书面要求 1
关于 RocksDB 刷新 memtable 的文章中，当总的 memtable 大小超过哪个参数时会触发 flush？
书面要求 2
请接着写关于 RocksDB 刷新 memtable 的文章，从最后一句之后开始。

给定文本
# # # # #
概述

首先我们知道在RocksDB中，最终数据的持久化都是保存在SST中，而SST则是由Memtable刷新到磁盘生成的，因此这次我们就主要来分析在RocksDB中何时以及如何来Flush内存数据(memtable)到SST.

简单来说在RocksDB中，每一个ColumnFamily都有自己的Memtable,当Memtable超过固定大小之后(或者WAL文件超过限制)，它将会被设置为immutable,然后会有后台的线程启动来刷新这个immutable memtable到磁盘(SST).

Flush Memtable的触发条件

在下面这几种条件下RocksDB会flush memtable到磁盘.

当某一个memtable的大小超过write_buffer_size.
当总的memtable的大小超过db_write_buffer_size.
当WAL文件的大小超过max_total_wal_size之后最后一个条件的原因是，当WAL文件大小太大之后，我们需要清理WAL,因此此时我们需要将此WAL对应的数据都刷新到磁盘，也是刷新Memtable.

源码

flushqueue

首先在全局的DBImpl中包含了一个flushqueue的队列，这个队列将会保存所有的将要被flush到磁盘的ColumnFamily.只有当当前的ColumnFamily满足flush条件（cfd->imm()->IsFlushPending()）才会将此CF加入到flush队列．

class DBImpl {
................................

// A column family is inserted into flush_queue_ when it satisfies condition
// cfd->imm()->IsFlushPending()
std::deque<ColumnFamilyData*> flush_queue_;
...................
};

那么什么时候将cfd加入到flushqueue中呢？

SchedulePendingFlush

在SchedulePendingFlush函数中，最终会将对应的ColumnFamily加入到flush queue中.

void DBImpl::SchedulePendingFlush(ColumnFamilyData* cfd) {
  if (!cfd->pending_flush() && cfd->imm()->IsFlushPending()) {
    for (auto listener : db_options_.listeners) {
      listener->OnFlushScheduled(this);
    }
    if (db_options_.priority_thread_pool_for_compactions_and_flushes &&
        FLAGS_use_priority_thread_pool_for_flushes) {
      ++bg_flush_scheduled_;
      cfd->Ref();
      cfd->set_pending_flush(true);
      SubmitCompactionOrFlushTask(std::make_unique<FlushTask>(this, cfd));
    } else {
      AddToFlushQueue(cfd);
      ++unscheduled_flushes_;
    }
  }
}

IsFlushPending

首先我们来看IsFlushPending的实现．这个函数的意思就是至少有一个memtable需要被flush.而MemTableList这个类则是保存了所有的immutable memtables.
# # # # #
数据行
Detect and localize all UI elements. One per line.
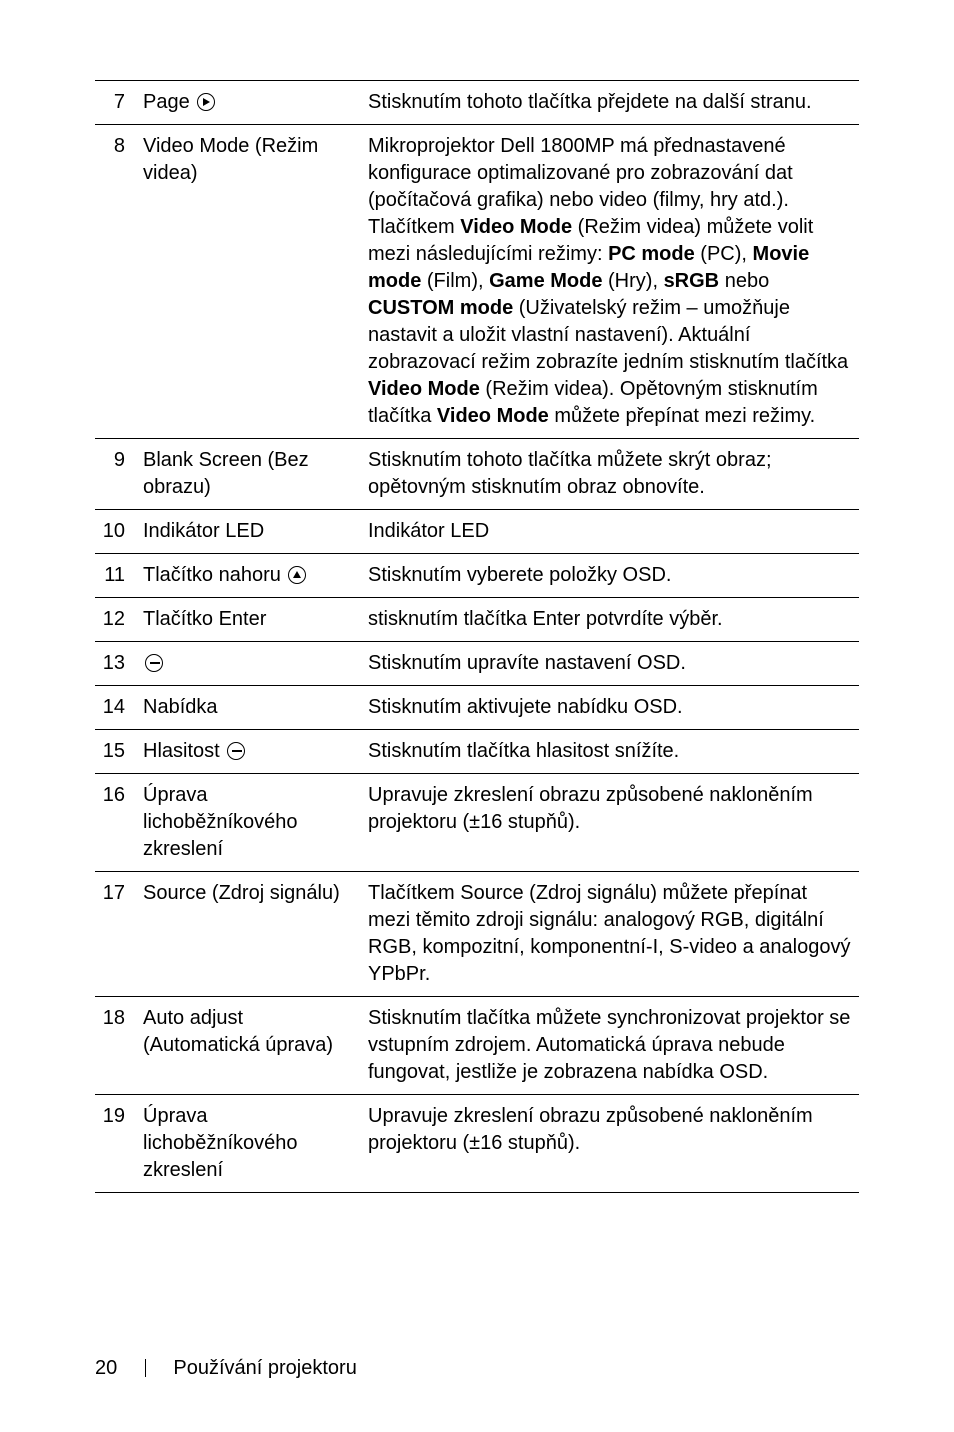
# # # # #
任务答案 1
db_write_buffer_size

任务答案 2
// Returns true if there is at least one memtable on which flush has
// not yet started.
bool MemTableList::IsFlushPending() const {
  if ((flush_requested_ && num_flush_not_started_ >= 1) ||
      (num_flush_not_started_ >= min_write_buffer_number_to_merge_)) {
    assert(imm_flush_needed.load(std::memory_order_relaxed));
    return true;
  }
  return false;
}

上面这几个变量的含义在注释中比较清楚, 而minwrite_buffer_number_to_merge就是min_write_buffer_number_to_merge．

  // the number of elements that still need flushing
  int num_flush_not_started_;

  // committing in progress
  bool commit_in_progress_;

  // Requested a flush of all memtables to storage
  bool flush_requested_;

SubmitCompactionOrFlushTask

可以看到，rocksdb本来的处理是直接将cfd加入到flush_queue中，但yugabyte在这里对rocksdb做了修改，增加了一个新的优先级线程池来处理。

void DBImpl::SubmitCompactionOrFlushTask(std::unique_ptr<ThreadPoolTask> task) {
  mutex_.AssertHeld();
  if (task->Type() == BgTaskType::kCompaction) {
    compaction_tasks_.insert(down_cast<CompactionTask*>(task.get()));
  }
  auto status = db_options_.priority_thread_pool_for_compactions_and_flushes->Submit(task->Priority(), &task);
  if (!status.ok()) {
    task->AbortedUnlocked();
  }
}

这个线程池依赖于FLAGS_use_priority_thread_pool_for_flushes，默认为false，所以默认最终还是通过flush_queue_来处理。

AddToFlushQueue

最终通过AddToFlushQueue将cfd加入到了flushqueue中。

void DBImpl::AddToFlushQueue(ColumnFamilyData* cfd) {
  assert(!cfd->pending_flush());
  cfd->Ref();
  flush_queue_.push_back(cfd);
  cfd->set_pending_flush(true);
}

flush_queue_中有值了，那什么时候将其中的值flush呢？继续往下走。

BackgroundFlush

刷新MemTable到磁盘是一个后台线程来做的，这个后台线程叫做BGWorkFlush，最终这个函数会调用BackgroundFlush函数，而BackgroundFlush主要功能是在flushqueue中找到一个ColumnFamily然后刷新它的memtable到磁盘.

先来看看BackgroundFlush

Result<FileNumbersHolder> DBImpl::BackgroundFlush(
.......
  if (cfd == nullptr) {
    while (!flush_queue_.empty()) {
      // This cfd is already referenced
      auto first_cfd = PopFirstFromFlushQueue();

      if (first_cfd->IsDropped() || !first_cfd->imm()->IsFlushPending()) {
        // can't flush this CF, try next one
        if (first_cfd->Unref()) {
          delete first_cfd;
        }
        continue;
      }

      // found a flush!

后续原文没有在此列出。